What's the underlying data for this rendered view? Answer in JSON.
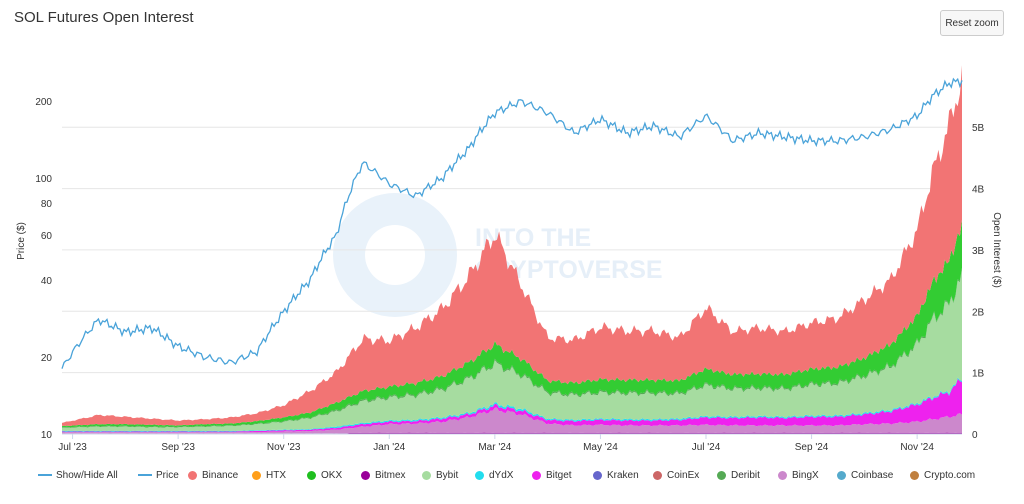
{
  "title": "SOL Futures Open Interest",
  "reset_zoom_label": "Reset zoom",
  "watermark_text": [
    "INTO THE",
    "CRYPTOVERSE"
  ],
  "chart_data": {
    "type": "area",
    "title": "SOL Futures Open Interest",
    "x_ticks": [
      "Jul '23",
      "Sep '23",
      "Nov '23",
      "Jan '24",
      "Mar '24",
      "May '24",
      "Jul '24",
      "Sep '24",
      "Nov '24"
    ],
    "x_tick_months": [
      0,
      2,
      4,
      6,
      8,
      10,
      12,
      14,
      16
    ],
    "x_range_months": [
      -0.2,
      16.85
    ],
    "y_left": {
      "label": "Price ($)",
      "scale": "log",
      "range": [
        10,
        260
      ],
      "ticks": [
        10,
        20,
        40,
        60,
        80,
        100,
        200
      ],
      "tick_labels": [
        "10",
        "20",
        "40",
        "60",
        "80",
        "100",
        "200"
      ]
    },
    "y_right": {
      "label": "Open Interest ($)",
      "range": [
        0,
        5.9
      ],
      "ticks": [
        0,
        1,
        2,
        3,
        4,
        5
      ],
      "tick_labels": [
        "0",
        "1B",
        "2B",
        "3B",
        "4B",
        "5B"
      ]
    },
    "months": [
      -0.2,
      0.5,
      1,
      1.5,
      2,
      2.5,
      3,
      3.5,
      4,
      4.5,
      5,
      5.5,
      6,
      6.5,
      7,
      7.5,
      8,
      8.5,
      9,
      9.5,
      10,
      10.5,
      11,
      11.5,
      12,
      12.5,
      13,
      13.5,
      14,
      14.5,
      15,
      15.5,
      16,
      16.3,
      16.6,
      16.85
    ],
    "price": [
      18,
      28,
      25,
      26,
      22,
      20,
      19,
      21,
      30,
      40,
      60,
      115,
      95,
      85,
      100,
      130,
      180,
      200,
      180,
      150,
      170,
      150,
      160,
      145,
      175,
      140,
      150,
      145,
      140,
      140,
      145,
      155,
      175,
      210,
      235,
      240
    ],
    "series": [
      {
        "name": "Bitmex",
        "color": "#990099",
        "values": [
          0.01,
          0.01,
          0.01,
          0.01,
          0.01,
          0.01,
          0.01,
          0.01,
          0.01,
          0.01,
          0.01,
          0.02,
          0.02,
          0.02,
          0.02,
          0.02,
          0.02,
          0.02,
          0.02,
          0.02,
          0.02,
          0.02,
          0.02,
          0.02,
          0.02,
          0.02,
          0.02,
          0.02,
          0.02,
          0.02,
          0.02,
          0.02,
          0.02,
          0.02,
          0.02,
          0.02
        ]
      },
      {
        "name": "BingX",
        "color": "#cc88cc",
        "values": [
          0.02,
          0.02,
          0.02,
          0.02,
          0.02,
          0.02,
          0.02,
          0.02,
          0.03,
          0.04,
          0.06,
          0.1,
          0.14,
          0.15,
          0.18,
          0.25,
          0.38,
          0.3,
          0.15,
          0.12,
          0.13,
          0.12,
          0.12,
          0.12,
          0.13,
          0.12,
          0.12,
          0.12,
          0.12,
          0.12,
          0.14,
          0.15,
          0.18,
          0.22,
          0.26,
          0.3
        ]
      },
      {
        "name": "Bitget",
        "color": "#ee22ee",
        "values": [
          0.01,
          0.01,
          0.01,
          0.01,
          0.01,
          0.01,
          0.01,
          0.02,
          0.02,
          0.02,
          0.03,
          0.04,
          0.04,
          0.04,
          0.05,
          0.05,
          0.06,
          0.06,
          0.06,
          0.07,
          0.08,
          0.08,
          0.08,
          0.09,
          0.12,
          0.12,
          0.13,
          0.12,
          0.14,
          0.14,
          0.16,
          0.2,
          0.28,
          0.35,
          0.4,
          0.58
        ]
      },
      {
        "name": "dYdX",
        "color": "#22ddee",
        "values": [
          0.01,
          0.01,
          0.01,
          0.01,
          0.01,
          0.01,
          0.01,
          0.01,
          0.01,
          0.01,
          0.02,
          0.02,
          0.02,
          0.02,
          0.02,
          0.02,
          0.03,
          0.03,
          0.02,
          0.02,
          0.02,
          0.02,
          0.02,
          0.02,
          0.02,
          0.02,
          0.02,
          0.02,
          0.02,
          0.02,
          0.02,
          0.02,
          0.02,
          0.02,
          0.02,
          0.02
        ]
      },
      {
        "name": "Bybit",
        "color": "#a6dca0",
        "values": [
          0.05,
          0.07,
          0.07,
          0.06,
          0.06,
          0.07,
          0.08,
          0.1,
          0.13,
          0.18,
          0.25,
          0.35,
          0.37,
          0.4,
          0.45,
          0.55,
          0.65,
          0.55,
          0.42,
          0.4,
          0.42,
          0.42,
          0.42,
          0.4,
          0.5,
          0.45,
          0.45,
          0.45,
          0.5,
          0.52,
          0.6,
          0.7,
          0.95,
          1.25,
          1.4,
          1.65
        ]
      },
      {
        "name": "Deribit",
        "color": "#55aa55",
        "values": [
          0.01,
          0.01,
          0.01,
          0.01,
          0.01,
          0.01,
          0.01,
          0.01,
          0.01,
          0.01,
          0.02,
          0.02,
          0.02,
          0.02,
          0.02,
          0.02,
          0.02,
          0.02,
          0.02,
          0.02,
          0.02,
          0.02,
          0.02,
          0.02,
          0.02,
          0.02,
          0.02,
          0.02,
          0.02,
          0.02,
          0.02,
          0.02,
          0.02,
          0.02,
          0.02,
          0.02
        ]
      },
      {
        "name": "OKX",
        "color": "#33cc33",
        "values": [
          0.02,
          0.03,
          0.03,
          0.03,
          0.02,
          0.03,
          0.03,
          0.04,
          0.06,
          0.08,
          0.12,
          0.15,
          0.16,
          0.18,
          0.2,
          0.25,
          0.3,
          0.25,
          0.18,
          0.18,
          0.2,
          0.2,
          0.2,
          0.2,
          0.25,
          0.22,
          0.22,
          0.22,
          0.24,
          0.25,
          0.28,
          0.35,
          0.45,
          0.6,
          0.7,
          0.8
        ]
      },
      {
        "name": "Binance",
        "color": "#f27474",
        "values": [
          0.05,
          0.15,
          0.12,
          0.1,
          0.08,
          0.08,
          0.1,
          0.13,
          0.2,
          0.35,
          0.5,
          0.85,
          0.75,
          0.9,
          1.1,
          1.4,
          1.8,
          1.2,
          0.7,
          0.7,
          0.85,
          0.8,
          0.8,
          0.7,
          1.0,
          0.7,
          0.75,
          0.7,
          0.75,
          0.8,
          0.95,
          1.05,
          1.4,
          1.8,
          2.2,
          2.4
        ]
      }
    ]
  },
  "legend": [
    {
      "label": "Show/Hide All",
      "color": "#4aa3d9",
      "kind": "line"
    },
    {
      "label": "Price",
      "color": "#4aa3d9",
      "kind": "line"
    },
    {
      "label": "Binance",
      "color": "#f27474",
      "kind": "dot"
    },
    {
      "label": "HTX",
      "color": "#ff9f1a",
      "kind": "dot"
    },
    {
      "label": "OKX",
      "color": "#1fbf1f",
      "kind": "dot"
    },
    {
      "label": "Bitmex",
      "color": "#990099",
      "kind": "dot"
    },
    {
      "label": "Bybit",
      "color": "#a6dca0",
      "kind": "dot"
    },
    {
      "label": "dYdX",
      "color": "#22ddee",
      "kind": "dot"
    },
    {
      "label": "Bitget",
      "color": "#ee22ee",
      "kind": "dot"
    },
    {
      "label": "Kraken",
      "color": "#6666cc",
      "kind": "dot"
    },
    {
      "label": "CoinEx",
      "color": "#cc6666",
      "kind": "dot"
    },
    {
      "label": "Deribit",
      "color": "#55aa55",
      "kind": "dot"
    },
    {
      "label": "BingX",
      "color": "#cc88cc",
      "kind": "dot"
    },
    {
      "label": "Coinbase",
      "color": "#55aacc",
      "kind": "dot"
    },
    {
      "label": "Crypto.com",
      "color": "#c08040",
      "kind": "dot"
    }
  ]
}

- _Task statement_
Pick out each line containing "name" and report it.

- _The output_
        "name": "Bitmex",
        "name": "BingX",
        "name": "Bitget",
        "name": "dYdX",
        "name": "Bybit",
        "name": "Deribit",
        "name": "OKX",
        "name": "Binance",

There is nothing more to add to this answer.